▶ _Aim 1_
According to the piece on families leaving San Diego's neighborhood schools, how many students a year have traditional district schools lost since 2009?
▶ _Aim 2_
Repeat word for word the part of the piece on families leaving San Diego's neighborhood schools that opens with the words containing "The district is workshopping" and closes with "attend school elsewhere.".
▶ _Aim 3_
Write the next part of the piece on families leaving San Diego's neighborhood schools, picking up after its final sentence.
-- Start of Extract provided --
It’s nothing new, really. Parents have been opting out of their neighborhood schools for years. But the numbers are finally getting some sunlight.

The district is workshopping a new plan Tuesday for how it can compete with charter schools and make traditional neighborhood schools more attractive.

Because it needs to do something to compete. Since 2009, traditional district schools have lost about 1,000 students a year. During that same time, charter schools have gained about 1,000 a year, according to data the district just released.

Sure, the overall number of students in the district has gone down some in that time, too – but only by about 2,000.

Schools with better reputations, specifically schools in La Jolla and Scripps Ranch, are holding onto more than 90 percent of their kids. The same can’t be said for schools in economically depressed parts of town. At Lincoln High in southeastern San Diego, for example, about 70 percent of area kids are choosing to attend school elsewhere.

Charter schools are often blamed for siphoning kids away from the neighborhood schools. But the numbers show us something important: When neighborhood schools have solid academics and good reputations, like they generally do in La Jolla, most kids aren’t going anywhere.

The data also illuminates questions about the district’s Quality Schools in Every Neighborhood initiative. I’ve heard anecdotally that if all the kids living near Lincoln High wanted to attend that school – there wouldn’t be space for them. As it stands, Lincoln has space for another 1,100 kids.

On the other side of the equation, if Mission Bay High were to only serve kids in its immediate vicinity, there wouldn’t be enough students to sustain the school. Until now, I haven’t seen data that supports those claims. It’s certainly a bug in the overarching plan to keep kids in their neighborhood schools.

The reasons why parents are opting out of neighborhood schools is a fascinating question. We’re going to keep trying to answer it. Parent preference might be based on schools’ academics, or reputation – deserved or not. It may also be a little both.
-- End of Extract provided --
-- Start of Provided material --
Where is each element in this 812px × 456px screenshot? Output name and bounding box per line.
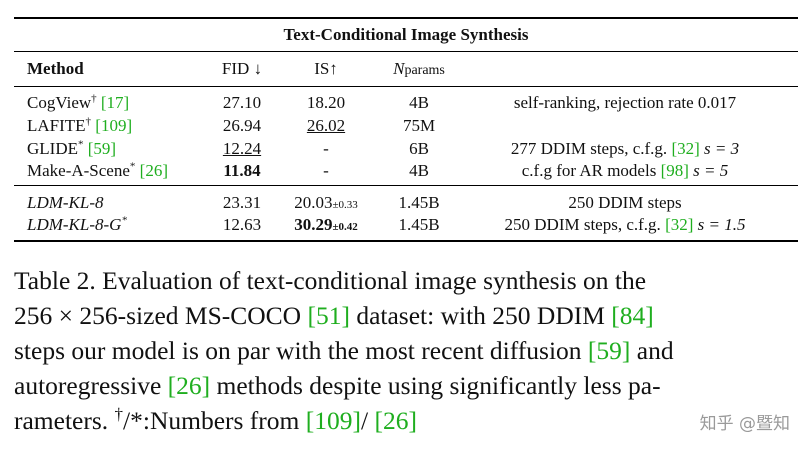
- header-fid: FID ↓: [221, 59, 263, 78]
- comment-text: c.f.g for AR models: [521, 161, 661, 180]
- citation-link[interactable]: [109]: [95, 116, 133, 135]
- nparams-value: 6B: [409, 139, 429, 158]
- method-name: LAFITE: [27, 116, 86, 135]
- nparams-value: 1.45B: [398, 215, 440, 234]
- citation-link[interactable]: [109]: [305, 406, 361, 435]
- header-nparams-n: N: [393, 59, 405, 78]
- nparams-value: 4B: [409, 93, 429, 112]
- caption-text: /: [361, 406, 375, 435]
- comment-param: s = 3: [699, 139, 740, 158]
- caption-text: and: [630, 336, 674, 365]
- header-is: IS↑: [314, 59, 338, 78]
- caption-line: Table 2. Evaluation of text-conditional …: [14, 263, 774, 298]
- caption-text: methods despite using significantly less…: [210, 371, 661, 400]
- citation-link[interactable]: [32]: [665, 215, 694, 234]
- table-row-method: GLIDE* [59]: [27, 138, 116, 160]
- table-caption: Table 2. Evaluation of text-conditional …: [14, 263, 774, 438]
- table-row-method: Make-A-Scene* [26]: [27, 160, 168, 182]
- is-mean: 20.03: [294, 193, 333, 212]
- header-nparams: Nparams: [384, 58, 454, 82]
- method-name: LDM-KL-8: [27, 193, 104, 212]
- nparams-value: 4B: [409, 161, 429, 180]
- table-row-method: CogView† [17]: [27, 92, 129, 114]
- method-name: LDM-KL-8-G: [27, 215, 122, 234]
- method-mark: *: [129, 160, 136, 173]
- fid-value: 12.24: [222, 139, 262, 158]
- is-value: 26.02: [306, 116, 346, 135]
- citation-link[interactable]: [26]: [139, 161, 168, 180]
- comment-value: 277 DDIM steps, c.f.g. [32] s = 3: [480, 138, 770, 160]
- comment-text: 277 DDIM steps, c.f.g.: [510, 139, 672, 158]
- citation-link[interactable]: [17]: [100, 93, 130, 112]
- table-top-rule: [14, 17, 798, 19]
- is-value: 30.29±0.42: [282, 214, 370, 238]
- fid-value: 27.10: [222, 93, 262, 112]
- citation-link[interactable]: [84]: [611, 301, 654, 330]
- caption-text: dataset: with 250 DDIM: [349, 301, 612, 330]
- citation-link[interactable]: [98]: [660, 161, 689, 180]
- is-value: -: [323, 139, 329, 158]
- method-name: Make-A-Scene: [27, 161, 130, 180]
- header-rule: [14, 86, 798, 87]
- comment-param: s = 5: [688, 161, 729, 180]
- caption-text: Table 2. Evaluation of text-conditional …: [14, 266, 647, 295]
- citation-link[interactable]: [26]: [167, 371, 211, 400]
- caption-line: steps our model is on par with the most …: [14, 333, 774, 368]
- method-name: CogView: [27, 93, 92, 112]
- is-value: 18.20: [306, 93, 346, 112]
- fid-value: 26.94: [222, 116, 262, 135]
- is-mean: 30.29: [294, 215, 333, 234]
- fid-value: 23.31: [222, 193, 262, 212]
- method-mark: †: [91, 92, 97, 105]
- comment-text: 250 DDIM steps, c.f.g.: [504, 215, 666, 234]
- caption-mark: †: [114, 404, 124, 424]
- nparams-value: 75M: [402, 116, 436, 135]
- header-nparams-sub: params: [404, 63, 445, 78]
- fid-value: 12.63: [222, 215, 262, 234]
- table-row-method: LAFITE† [109]: [27, 115, 132, 137]
- nparams-value: 1.45B: [398, 193, 440, 212]
- fid-value: 11.84: [223, 161, 261, 180]
- citation-link[interactable]: [59]: [87, 139, 117, 158]
- table-row-method: LDM-KL-8-G*: [27, 214, 127, 236]
- citation-link[interactable]: [59]: [587, 336, 631, 365]
- comment-param: s = 1.5: [693, 215, 746, 234]
- table-bottom-rule: [14, 240, 798, 242]
- is-std: ±0.42: [332, 221, 358, 233]
- caption-text: rameters.: [14, 406, 115, 435]
- caption-line: rameters. †/*:Numbers from [109]/ [26]: [14, 403, 774, 438]
- method-name: GLIDE: [27, 139, 78, 158]
- citation-link[interactable]: [51]: [307, 301, 350, 330]
- comment-value: 250 DDIM steps: [568, 193, 682, 212]
- citation-link[interactable]: [32]: [671, 139, 700, 158]
- comment-value: c.f.g for AR models [98] s = 5: [480, 160, 770, 182]
- is-std: ±0.33: [332, 199, 358, 211]
- caption-text: 256 × 256-sized MS-COCO: [14, 301, 308, 330]
- caption-line: autoregressive [26] methods despite usin…: [14, 368, 774, 403]
- method-mark: *: [121, 214, 127, 227]
- caption-text: /*:Numbers from: [123, 406, 306, 435]
- comment-value: 250 DDIM steps, c.f.g. [32] s = 1.5: [480, 214, 770, 236]
- comment-value: self-ranking, rejection rate 0.017: [513, 93, 737, 112]
- caption-text: steps our model is on par with the most …: [14, 336, 588, 365]
- method-mark: †: [85, 115, 92, 128]
- method-mark: *: [77, 138, 84, 151]
- group-rule: [14, 185, 798, 186]
- watermark-text: 知乎 @暨知: [699, 414, 790, 434]
- is-value: 20.03±0.33: [282, 192, 370, 216]
- citation-link[interactable]: [26]: [374, 406, 417, 435]
- caption-line: 256 × 256-sized MS-COCO [51] dataset: wi…: [14, 298, 774, 333]
- title-rule: [14, 51, 798, 52]
- is-value: -: [323, 161, 329, 180]
- header-method: Method: [27, 59, 84, 78]
- table-title: Text-Conditional Image Synthesis: [283, 25, 529, 44]
- caption-text: autoregressive: [14, 371, 168, 400]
-- End of Provided material --
▶ _Exercise result 1_
About 1,000 students a year.

▶ _Exercise result 2_
The district is workshopping a new plan Tuesday for how it can compete with charter schools and make traditional neighborhood schools more attractive.

Because it needs to do something to compete. Since 2009, traditional district schools have lost about 1,000 students a year. During that same time, charter schools have gained about 1,000 a year, according to data the district just released.

Sure, the overall number of students in the district has gone down some in that time, too – but only by about 2,000.

Schools with better reputations, specifically schools in La Jolla and Scripps Ranch, are holding onto more than 90 percent of their kids. The same can’t be said for schools in economically depressed parts of town. At Lincoln High in southeastern San Diego, for example, about 70 percent of area kids are choosing to attend school elsewhere.

▶ _Exercise result 3_
David Meyer, a math professor at UCSD and San Diego Unified parent, took it up a notch. He tweeted this graph. It shows the number of students leaving their neighborhood schools, combined with the percentages of students who are on track to meet graduation requirements for 2016.

Meyer took this data from a presentation the district gave this past October, which you can find here. The X-axis corresponds to the percentage of students on track to graduate. The Y-axis is the percent of kids attending their neighborhood schools:

Recall that starting next year, all students will have to pass a series of college prep classes, known as A-G courses, in order to graduate.

The graph shows the high schools with high percentages of kids on track to meet the graduation standards pretty much mirror the high schools that are able to hold onto the kids in their neighborhood.

That’s not to say that these trends started when the district decided to require A-G for all. That decision was made in 2011, and schools’ reputations – and likely choice patterns – predate the A-G requirement.

But there’s an important chicken-or-egg question the graph can’t answer: Do students leave their neighborhood schools because their academics are less than stellar, or do some neighborhood schools flounder academically because students are leaving?

Here again, the safe guess would be to say that it’s a little of both. But it will take some more research – and reporting – to know for sure.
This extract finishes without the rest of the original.